= BRIEF =
Go through the entries below and pick out every line with "this".

#### DATA FOR THE TASK ####

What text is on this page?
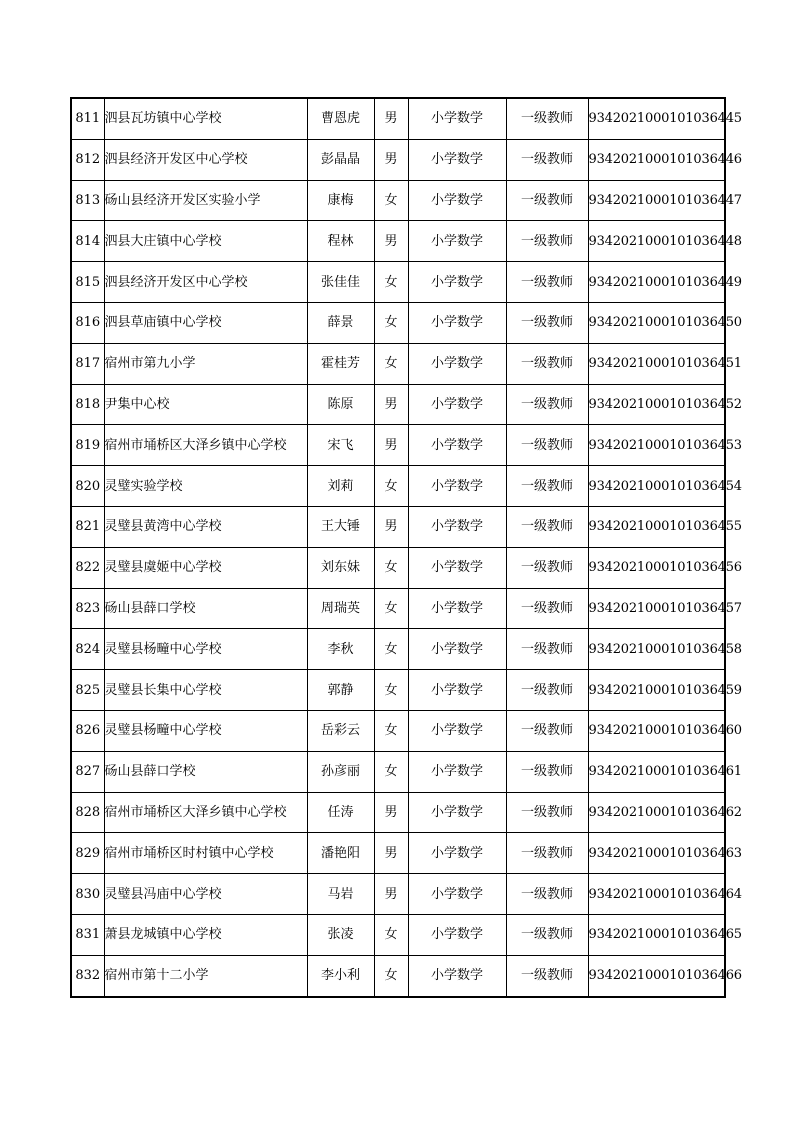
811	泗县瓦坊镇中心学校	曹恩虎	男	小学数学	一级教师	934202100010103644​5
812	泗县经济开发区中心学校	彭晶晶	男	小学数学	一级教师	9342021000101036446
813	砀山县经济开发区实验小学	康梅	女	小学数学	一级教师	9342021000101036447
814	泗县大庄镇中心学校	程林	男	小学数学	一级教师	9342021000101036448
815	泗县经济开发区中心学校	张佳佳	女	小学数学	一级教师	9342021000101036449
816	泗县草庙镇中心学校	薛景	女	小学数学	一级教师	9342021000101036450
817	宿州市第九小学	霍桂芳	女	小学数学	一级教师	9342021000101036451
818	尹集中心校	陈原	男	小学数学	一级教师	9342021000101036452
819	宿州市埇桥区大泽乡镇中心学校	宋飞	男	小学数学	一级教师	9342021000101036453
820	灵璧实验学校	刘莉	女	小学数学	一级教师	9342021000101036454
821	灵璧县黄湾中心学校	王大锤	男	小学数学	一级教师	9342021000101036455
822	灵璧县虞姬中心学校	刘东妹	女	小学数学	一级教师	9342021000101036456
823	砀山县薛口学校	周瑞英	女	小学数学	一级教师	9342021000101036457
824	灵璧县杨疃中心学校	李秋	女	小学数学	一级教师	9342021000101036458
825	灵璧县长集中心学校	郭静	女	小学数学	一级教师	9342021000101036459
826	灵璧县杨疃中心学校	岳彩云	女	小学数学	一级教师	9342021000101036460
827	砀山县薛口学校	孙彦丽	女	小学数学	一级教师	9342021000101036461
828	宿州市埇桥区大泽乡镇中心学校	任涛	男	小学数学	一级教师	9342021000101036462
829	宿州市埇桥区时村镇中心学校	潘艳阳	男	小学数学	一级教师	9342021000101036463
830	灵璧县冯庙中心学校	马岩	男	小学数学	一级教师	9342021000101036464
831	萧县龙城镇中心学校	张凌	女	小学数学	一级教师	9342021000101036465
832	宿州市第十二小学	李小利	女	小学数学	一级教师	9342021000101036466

####
#### DATA FOR THE TASK ####

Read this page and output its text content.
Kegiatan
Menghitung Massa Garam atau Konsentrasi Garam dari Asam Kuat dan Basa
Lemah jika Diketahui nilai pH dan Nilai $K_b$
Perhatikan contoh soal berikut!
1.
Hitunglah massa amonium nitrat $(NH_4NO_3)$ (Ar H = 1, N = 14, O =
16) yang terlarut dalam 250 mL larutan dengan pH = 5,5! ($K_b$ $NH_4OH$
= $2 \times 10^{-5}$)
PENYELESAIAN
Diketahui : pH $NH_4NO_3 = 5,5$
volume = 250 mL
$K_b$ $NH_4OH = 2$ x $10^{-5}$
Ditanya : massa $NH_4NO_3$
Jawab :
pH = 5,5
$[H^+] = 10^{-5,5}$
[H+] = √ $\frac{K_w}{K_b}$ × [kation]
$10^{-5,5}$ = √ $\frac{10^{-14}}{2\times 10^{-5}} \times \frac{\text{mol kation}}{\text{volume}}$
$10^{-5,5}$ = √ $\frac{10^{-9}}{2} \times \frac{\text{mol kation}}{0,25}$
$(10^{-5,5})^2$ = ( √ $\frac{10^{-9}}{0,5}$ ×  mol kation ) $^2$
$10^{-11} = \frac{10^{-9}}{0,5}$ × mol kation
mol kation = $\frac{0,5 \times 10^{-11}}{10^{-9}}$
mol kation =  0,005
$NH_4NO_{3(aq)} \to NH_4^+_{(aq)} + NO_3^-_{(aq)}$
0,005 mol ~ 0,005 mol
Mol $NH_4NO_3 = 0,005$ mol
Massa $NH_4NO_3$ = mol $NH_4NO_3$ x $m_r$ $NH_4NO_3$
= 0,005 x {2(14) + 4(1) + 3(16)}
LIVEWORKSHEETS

####

= TASK ANSWER =
What text is on this page?
Read this page and output its text content.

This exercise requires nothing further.